**WHAT THE EXERCISE ASKS:** Check every line below for the word "введ" and copy the ones that have it.

....

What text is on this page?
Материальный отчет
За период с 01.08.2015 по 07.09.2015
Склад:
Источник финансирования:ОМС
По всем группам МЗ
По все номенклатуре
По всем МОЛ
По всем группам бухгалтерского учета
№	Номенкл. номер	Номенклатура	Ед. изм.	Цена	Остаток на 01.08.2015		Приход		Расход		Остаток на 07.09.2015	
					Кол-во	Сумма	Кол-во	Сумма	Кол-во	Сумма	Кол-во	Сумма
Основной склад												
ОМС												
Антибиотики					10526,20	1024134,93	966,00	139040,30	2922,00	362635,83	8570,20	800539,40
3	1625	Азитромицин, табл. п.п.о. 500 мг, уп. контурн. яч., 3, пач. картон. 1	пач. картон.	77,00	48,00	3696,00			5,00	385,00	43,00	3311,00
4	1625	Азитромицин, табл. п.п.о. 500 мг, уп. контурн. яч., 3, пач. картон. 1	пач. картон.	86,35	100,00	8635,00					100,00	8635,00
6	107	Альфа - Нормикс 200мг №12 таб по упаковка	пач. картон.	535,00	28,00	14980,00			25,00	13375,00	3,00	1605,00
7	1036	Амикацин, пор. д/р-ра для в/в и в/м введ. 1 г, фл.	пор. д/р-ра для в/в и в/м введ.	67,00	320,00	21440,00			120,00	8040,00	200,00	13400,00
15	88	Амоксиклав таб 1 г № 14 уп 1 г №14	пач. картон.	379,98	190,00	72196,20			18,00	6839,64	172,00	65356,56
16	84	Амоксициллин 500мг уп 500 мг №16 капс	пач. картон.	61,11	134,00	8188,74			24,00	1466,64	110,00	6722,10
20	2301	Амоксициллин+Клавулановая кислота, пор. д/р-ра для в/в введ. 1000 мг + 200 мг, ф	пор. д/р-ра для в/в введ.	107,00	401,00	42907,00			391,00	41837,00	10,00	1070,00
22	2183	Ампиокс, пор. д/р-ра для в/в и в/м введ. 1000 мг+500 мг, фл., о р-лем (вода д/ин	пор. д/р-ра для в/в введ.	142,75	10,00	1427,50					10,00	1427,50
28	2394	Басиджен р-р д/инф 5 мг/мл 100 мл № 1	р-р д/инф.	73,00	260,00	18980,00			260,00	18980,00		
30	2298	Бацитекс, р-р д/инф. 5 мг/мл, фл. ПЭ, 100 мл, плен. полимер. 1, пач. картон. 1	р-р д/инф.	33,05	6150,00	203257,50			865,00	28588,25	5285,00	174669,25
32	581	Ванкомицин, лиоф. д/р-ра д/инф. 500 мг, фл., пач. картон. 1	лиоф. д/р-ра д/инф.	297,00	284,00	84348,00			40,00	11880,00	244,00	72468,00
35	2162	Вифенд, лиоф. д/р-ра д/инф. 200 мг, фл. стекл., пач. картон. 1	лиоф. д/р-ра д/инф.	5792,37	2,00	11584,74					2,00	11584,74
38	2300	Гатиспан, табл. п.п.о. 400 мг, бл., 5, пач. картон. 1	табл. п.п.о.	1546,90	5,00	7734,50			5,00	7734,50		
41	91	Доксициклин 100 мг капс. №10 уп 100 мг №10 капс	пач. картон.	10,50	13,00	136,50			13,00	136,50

....

**WRITTEN REPLY:**
7	1036	Амикацин, пор. д/р-ра для в/в и в/м введ. 1 г, фл.	пор. д/р-ра для в/в и в/м введ.	67,00	320,00	21440,00			120,00	8040,00	200,00	13400,00
20	2301	Амоксициллин+Клавулановая кислота, пор. д/р-ра для в/в введ. 1000 мг + 200 мг, ф	пор. д/р-ра для в/в введ.	107,00	401,00	42907,00			391,00	41837,00	10,00	1070,00
22	2183	Ампиокс, пор. д/р-ра для в/в и в/м введ. 1000 мг+500 мг, фл., о р-лем (вода д/ин	пор. д/р-ра для в/в введ.	142,75	10,00	1427,50					10,00	1427,50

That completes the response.